[Items from a data source]
= = = = = = =
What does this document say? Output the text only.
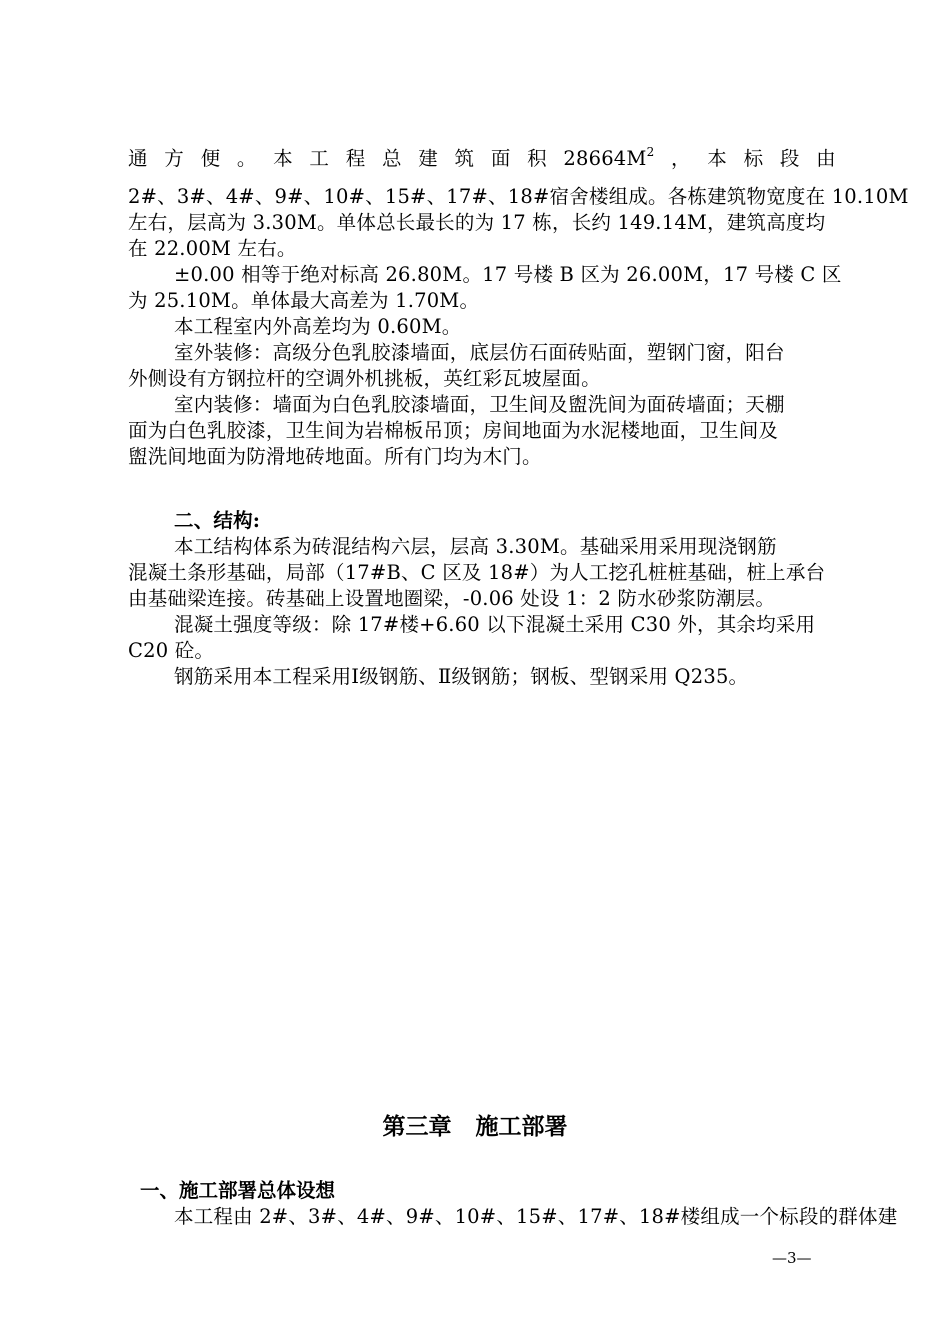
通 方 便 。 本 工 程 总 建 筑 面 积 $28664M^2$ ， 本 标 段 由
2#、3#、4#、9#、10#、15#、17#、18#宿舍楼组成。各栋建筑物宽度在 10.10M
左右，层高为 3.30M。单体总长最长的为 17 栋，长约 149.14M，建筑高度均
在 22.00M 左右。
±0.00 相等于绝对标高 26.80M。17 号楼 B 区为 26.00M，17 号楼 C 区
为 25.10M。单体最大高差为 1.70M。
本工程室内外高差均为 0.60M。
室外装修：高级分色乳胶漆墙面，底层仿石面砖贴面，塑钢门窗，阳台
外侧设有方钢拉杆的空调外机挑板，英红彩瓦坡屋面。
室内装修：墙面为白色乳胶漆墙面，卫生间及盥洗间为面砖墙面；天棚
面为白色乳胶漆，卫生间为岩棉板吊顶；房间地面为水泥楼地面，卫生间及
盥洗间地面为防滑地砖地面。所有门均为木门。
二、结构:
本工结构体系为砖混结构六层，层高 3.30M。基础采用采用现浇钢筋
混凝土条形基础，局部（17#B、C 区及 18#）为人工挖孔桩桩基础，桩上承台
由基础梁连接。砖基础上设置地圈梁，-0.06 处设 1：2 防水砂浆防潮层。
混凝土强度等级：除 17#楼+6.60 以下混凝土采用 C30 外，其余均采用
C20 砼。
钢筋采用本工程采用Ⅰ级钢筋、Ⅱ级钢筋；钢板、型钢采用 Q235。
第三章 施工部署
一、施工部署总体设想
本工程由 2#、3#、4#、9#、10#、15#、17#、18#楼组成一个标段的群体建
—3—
= = = = = = =
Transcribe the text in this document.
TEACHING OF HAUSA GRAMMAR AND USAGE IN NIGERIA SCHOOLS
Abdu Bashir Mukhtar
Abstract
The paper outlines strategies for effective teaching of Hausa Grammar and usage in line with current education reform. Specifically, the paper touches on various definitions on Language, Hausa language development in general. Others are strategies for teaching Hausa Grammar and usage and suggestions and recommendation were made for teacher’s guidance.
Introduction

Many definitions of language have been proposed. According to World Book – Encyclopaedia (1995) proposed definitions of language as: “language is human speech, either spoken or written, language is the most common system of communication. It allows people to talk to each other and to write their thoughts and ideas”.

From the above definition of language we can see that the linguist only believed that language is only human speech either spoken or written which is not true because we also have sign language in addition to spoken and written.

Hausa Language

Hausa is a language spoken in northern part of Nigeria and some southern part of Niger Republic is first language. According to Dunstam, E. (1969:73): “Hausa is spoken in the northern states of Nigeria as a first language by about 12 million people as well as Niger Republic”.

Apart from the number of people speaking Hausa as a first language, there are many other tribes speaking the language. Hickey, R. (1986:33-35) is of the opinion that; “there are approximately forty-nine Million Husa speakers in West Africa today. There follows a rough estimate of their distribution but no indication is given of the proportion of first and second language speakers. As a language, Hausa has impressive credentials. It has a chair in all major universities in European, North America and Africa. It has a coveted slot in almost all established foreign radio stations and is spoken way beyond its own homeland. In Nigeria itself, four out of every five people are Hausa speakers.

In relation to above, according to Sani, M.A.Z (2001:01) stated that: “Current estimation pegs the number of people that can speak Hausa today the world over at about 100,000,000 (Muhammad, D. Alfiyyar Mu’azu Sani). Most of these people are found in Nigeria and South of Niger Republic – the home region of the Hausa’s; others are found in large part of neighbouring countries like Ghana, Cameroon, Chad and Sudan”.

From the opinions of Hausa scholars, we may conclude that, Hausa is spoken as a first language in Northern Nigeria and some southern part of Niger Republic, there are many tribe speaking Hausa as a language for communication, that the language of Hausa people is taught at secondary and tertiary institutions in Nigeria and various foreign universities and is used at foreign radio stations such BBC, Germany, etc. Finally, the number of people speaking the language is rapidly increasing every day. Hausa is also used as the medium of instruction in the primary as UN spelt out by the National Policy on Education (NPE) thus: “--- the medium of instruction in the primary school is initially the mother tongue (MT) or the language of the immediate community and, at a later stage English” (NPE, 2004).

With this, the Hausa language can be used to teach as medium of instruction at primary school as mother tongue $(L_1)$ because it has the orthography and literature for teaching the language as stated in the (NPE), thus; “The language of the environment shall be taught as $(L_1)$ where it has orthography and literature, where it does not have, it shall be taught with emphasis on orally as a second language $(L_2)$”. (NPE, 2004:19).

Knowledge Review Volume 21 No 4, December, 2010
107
= = = = = = =
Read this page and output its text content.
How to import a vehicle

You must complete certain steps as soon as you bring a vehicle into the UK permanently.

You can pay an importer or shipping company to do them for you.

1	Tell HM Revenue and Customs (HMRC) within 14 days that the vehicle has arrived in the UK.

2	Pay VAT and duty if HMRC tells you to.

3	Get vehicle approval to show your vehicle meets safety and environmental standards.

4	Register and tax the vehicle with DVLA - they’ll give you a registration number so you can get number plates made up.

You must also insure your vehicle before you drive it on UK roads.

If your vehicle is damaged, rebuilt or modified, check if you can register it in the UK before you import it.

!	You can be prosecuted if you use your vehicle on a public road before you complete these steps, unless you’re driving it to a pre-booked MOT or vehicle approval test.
= = = = = = =
> CHALLENGE
Select and copy every line from the records that includes the word "some".

> TASK ANSWER
Hausa is a language spoken in northern part of Nigeria and some southern part of Niger Republic is first language. According to Dunstam, E. (1969:73): “Hausa is spoken in the northern states of Nigeria as a first language by about 12 million people as well as Niger Republic”.
From the opinions of Hausa scholars, we may conclude that, Hausa is spoken as a first language in Northern Nigeria and some southern part of Niger Republic, there are many tribe speaking Hausa as a language for communication, that the language of Hausa people is taught at secondary and tertiary institutions in Nigeria and various foreign universities and is used at foreign radio stations such BBC, Germany, etc. Finally, the number of people speaking the language is rapidly increasing every day. Hausa is also used as the medium of instruction in the primary as UN spelt out by the National Policy on Education (NPE) thus: “--- the medium of instruction in the primary school is initially the mother tongue (MT) or the language of the immediate community and, at a later stage English” (NPE, 2004).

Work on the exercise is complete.